Required task:
Write out all entries word for word.

◇ ◇ ◇ ◇ ◇

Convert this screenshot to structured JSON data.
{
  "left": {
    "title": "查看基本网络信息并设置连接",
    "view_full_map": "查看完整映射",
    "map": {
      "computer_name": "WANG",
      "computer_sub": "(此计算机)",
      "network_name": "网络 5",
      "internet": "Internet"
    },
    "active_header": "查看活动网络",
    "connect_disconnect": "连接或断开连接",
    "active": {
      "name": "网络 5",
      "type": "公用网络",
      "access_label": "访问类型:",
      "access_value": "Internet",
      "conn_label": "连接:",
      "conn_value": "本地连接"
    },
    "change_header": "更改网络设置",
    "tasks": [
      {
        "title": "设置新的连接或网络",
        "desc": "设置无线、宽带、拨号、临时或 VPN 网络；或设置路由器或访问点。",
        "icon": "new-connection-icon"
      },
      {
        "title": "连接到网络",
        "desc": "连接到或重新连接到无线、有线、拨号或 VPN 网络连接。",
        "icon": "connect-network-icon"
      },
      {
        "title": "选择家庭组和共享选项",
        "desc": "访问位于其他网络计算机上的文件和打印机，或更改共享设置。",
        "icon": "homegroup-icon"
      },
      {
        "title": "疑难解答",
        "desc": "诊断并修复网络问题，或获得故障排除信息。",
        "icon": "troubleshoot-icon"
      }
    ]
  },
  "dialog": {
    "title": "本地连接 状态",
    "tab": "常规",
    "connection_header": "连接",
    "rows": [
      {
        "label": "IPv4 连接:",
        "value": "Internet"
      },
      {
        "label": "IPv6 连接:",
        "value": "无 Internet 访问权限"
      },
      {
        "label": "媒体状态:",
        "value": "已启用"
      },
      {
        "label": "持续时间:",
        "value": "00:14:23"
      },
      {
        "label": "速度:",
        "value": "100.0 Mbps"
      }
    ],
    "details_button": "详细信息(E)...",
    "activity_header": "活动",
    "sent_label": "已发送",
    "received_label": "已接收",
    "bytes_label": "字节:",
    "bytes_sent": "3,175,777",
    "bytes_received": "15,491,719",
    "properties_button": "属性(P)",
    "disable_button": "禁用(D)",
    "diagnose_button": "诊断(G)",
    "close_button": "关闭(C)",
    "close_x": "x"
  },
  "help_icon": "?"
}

◇ ◇ ◇ ◇ ◇

Answer below:
Convert this screenshot to structured JSON data.
{
  "left": {
    "title": "查看基本网络信息并设置连接",
    "view_full_map": "查看完整映射",
    "map": {
      "computer_name": "WANG",
      "computer_sub": "(此计算机)",
      "network_name": "网络 5",
      "internet": "Internet"
    },
    "active_header": "查看活动网络",
    "connect_disconnect": "连接或断开连接",
    "active": {
      "name": "网络 5",
      "type": "公用网络",
      "access_label": "访问类型:",
      "access_value": "Internet",
      "conn_label": "连接:",
      "conn_value": "本地连接"
    },
    "change_header": "更改网络设置",
    "tasks": [
      {
        "title": "设置新的连接或网络",
        "desc": "设置无线、宽带、拨号、临时或 VPN 网络；或设置路由器或访问点。",
        "icon": "new-connection-icon"
      },
      {
        "title": "连接到网络",
        "desc": "连接到或重新连接到无线、有线、拨号或 VPN 网络连接。",
        "icon": "connect-network-icon"
      },
      {
        "title": "选择家庭组和共享选项",
        "desc": "访问位于其他网络计算机上的文件和打印机，或更改共享设置。",
        "icon": "homegroup-icon"
      },
      {
        "title": "疑难解答",
        "desc": "诊断并修复网络问题，或获得故障排除信息。",
        "icon": "troubleshoot-icon"
      }
    ]
  },
  "dialog": {
    "title": "本地连接 状态",
    "tab": "常规",
    "connection_header": "连接",
    "rows": [
      {
        "label": "IPv4 连接:",
        "value": "Internet"
      },
      {
        "label": "IPv6 连接:",
        "value": "无 Internet 访问权限"
      },
      {
        "label": "媒体状态:",
        "value": "已启用"
      },
      {
        "label": "持续时间:",
        "value": "00:14:23"
      },
      {
        "label": "速度:",
        "value": "100.0 Mbps"
      }
    ],
    "details_button": "详细信息(E)...",
    "activity_header": "活动",
    "sent_label": "已发送",
    "received_label": "已接收",
    "bytes_label": "字节:",
    "bytes_sent": "3,175,777",
    "bytes_received": "15,491,719",
    "properties_button": "属性(P)",
    "disable_button": "禁用(D)",
    "diagnose_button": "诊断(G)",
    "close_button": "关闭(C)",
    "close_x": "x"
  },
  "help_icon": "?"
}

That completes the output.